DOCUMENT
# lost password in os 9.2



## xhrubes (Jan 17, 2006)

Hi,

I have a problem with accessing my computer. I blocked existing user account, but I don't know the password. I still have not DVD-Rom and CD with Mac OS, so I can boot any system. I need bridge user account or change user password for it.

One thing is. I am trying access computer from open firmware, but I don't know how can I delete files from HDD through it.


----------



## Cheryl (Jan 29, 2006)

Assuming it is a Multiple Users password, boot to any CD suitable for that machine (it does not have to be an install CD). Go into the Preferences folder in the System Folder on the hard drive, locate the file named Multi-User Prefs and throw that file away. Then do a normal restart. 

You may be able to accomplish the same access by starting with Extensions Off - boot, immediately hold down the Shift key, keep it held down until you get the Extensions Off message. 


Give it a try - but you still should have an OS 9 full install CD!


----------



## giogioforums (Feb 26, 2008)

Thank You Cheryl it worked.
In my case I didn't have a cd and Shift held did not work so
I used MAcDisk program installed on a PC and installed the Mac hard drive in it.
With MacDisk from the PC I could look recover or delete any file I wanted!!!
It worked perfectly!!
G


----------

WRITTEN PROBLEM
In the thread about a lost OS 9.2 password, what file does Cheryl say to throw away from the Preferences folder? Rely only on the thread for this.

GIVEN ENTRIES

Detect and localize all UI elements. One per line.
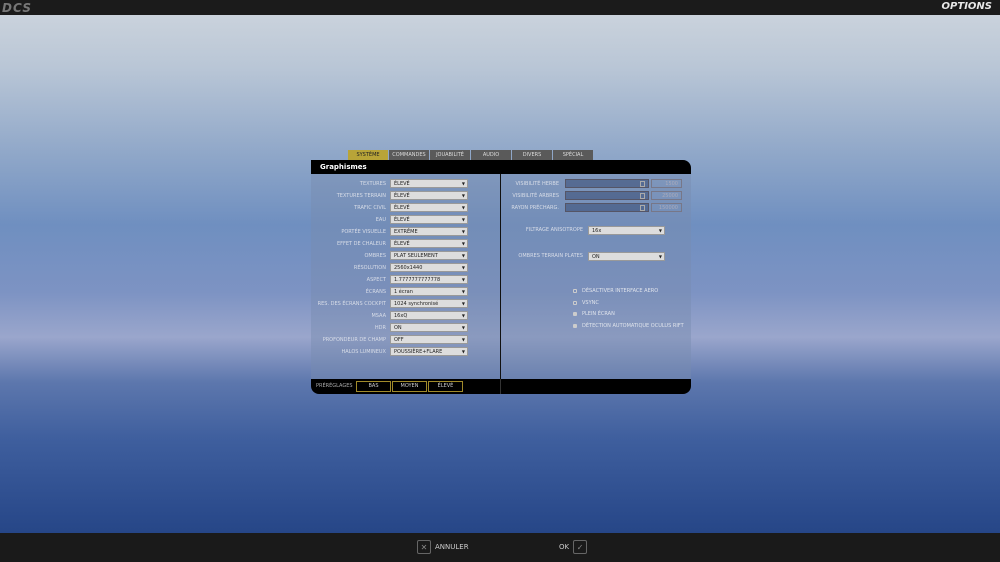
slider-handle[interactable] <box>640 193 645 199</box>
divider <box>500 379 501 394</box>
presets-bar: PRÉRÉGLAGES BAS MOYEN ÉLEVÉ <box>311 379 691 394</box>
setting-label: EAU <box>375 217 386 223</box>
setting-dropdown[interactable]: 1024 synchronisé <box>390 299 468 308</box>
checkbox-label: DÉSACTIVER INTERFACE AERO <box>582 288 659 294</box>
checkbox-label: VSYNC <box>582 299 599 306</box>
setting-dropdown[interactable]: ÉLEVÉ <box>390 191 468 200</box>
slider-value[interactable]: 150000 <box>651 203 682 212</box>
setting-dropdown[interactable]: PLAT SEULEMENT <box>390 251 468 260</box>
tab-0[interactable]: SYSTÈME <box>348 150 388 160</box>
setting-label: PROFONDEUR DE CHAMP <box>322 337 386 343</box>
tab-1[interactable]: COMMANDES <box>389 150 429 160</box>
setting-dropdown[interactable]: 1 écran <box>390 287 468 296</box>
setting-dropdown[interactable]: ON <box>390 323 468 332</box>
checkbox[interactable] <box>573 324 577 329</box>
presets-label: PRÉRÉGLAGES <box>316 383 353 389</box>
setting-dropdown[interactable]: OFF <box>390 335 468 344</box>
close-icon: ✕ <box>417 540 431 554</box>
ok-button[interactable]: OK ✓ <box>559 540 588 554</box>
setting-dropdown[interactable]: POUSSIÈRE+FLARE <box>390 347 468 356</box>
graphics-panel: Graphismes FILTRAGE ANISOTROPE 16x OMBRE… <box>311 160 691 394</box>
setting-label: TEXTURES TERRAIN <box>336 193 386 199</box>
flat-shadows-label: OMBRES TERRAIN PLATES <box>518 253 583 259</box>
ok-label: OK <box>559 543 570 551</box>
setting-label: TRAFIC CIVIL <box>354 205 386 211</box>
slider-handle[interactable] <box>640 181 645 187</box>
slider-value[interactable]: 1500 <box>651 179 682 188</box>
checkbox-label: DÉTECTION AUTOMATIQUE OCULUS RIFT <box>582 323 684 330</box>
checkbox-label: PLEIN ÉCRAN <box>582 311 615 318</box>
setting-label: EFFET DE CHALEUR <box>336 241 386 247</box>
checkbox[interactable] <box>573 289 577 293</box>
setting-dropdown[interactable]: ÉLEVÉ <box>390 179 468 188</box>
setting-dropdown[interactable]: ÉLEVÉ <box>390 203 468 212</box>
setting-dropdown[interactable]: EXTRÊME <box>390 227 468 236</box>
flat-shadows-row: OMBRES TERRAIN PLATES <box>512 251 583 261</box>
setting-dropdown[interactable]: 1.7777777777778 <box>390 275 468 284</box>
checkbox-row[interactable]: DÉSACTIVER INTERFACE AERO <box>573 288 658 294</box>
setting-label: OMBRES <box>364 253 387 259</box>
checkbox[interactable] <box>573 300 577 305</box>
setting-dropdown[interactable]: 16xQ <box>390 311 468 320</box>
setting-label: HALOS LUMINEUX <box>341 349 386 355</box>
anisotropic-dropdown[interactable]: 16x <box>588 226 665 235</box>
setting-dropdown[interactable]: ÉLEVÉ <box>390 239 468 248</box>
setting-label: TEXTURES <box>359 181 386 187</box>
setting-dropdown[interactable]: 2560x1440 <box>390 263 468 272</box>
slider-label: VISIBILITÉ HERBE <box>515 181 560 187</box>
slider-label: VISIBILITÉ ARBRES <box>512 193 559 199</box>
preset-high-button[interactable]: ÉLEVÉ <box>428 381 463 392</box>
setting-label: ASPECT <box>366 277 386 283</box>
cancel-button[interactable]: ✕ ANNULER <box>417 540 469 554</box>
slider[interactable] <box>565 191 649 200</box>
tab-2[interactable]: JOUABILITÉ <box>430 150 470 160</box>
setting-dropdown[interactable]: ÉLEVÉ <box>390 215 468 224</box>
setting-label: ÉCRANS <box>365 289 386 295</box>
tab-3[interactable]: AUDIO <box>471 150 511 160</box>
slider-value[interactable]: 25000 <box>651 191 682 200</box>
panel-title: Graphismes <box>311 160 691 174</box>
preset-medium-button[interactable]: MOYEN <box>392 381 427 392</box>
setting-label: RÉSOLUTION <box>353 265 386 271</box>
setting-label: RES. DES ÉCRANS COCKPIT <box>317 301 386 307</box>
setting-label: HDR <box>374 325 386 331</box>
slider-label: RAYON PRÉCHARG. <box>511 205 559 211</box>
bottom-bar: ✕ ANNULER OK ✓ <box>0 533 1000 562</box>
tab-4[interactable]: DIVERS <box>512 150 552 160</box>
checkbox-row[interactable]: DÉTECTION AUTOMATIQUE OCULUS RIFT <box>573 323 684 329</box>
tab-bar: SYSTÈME COMMANDES JOUABILITÉ AUDIO DIVERS SPÉ… <box>348 150 593 160</box>
top-bar: DCS OPTIONS <box>0 0 1000 15</box>
setting-label: MSAA <box>371 313 386 319</box>
tab-5[interactable]: SPÉCIAL <box>553 150 593 160</box>
flat-shadows-dropdown[interactable]: ON <box>588 252 665 261</box>
checkbox-row[interactable]: PLEIN ÉCRAN <box>573 311 615 317</box>
slider-handle[interactable] <box>640 205 645 211</box>
setting-label: PORTÉE VISUELLE <box>341 229 386 235</box>
check-icon: ✓ <box>573 540 588 554</box>
slider[interactable] <box>565 179 649 188</box>
window-title: OPTIONS <box>941 1 992 12</box>
checkbox-row[interactable]: VSYNC <box>573 300 599 306</box>
slider[interactable] <box>565 203 649 212</box>
anisotropic-label: FILTRAGE ANISOTROPE <box>525 227 583 233</box>
checkbox[interactable] <box>573 312 577 317</box>
preset-low-button[interactable]: BAS <box>356 381 391 392</box>
cancel-label: ANNULER <box>435 543 469 551</box>
dcs-logo: DCS <box>2 1 32 15</box>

CORRECT RESPONSE
The file named Multi-User Prefs.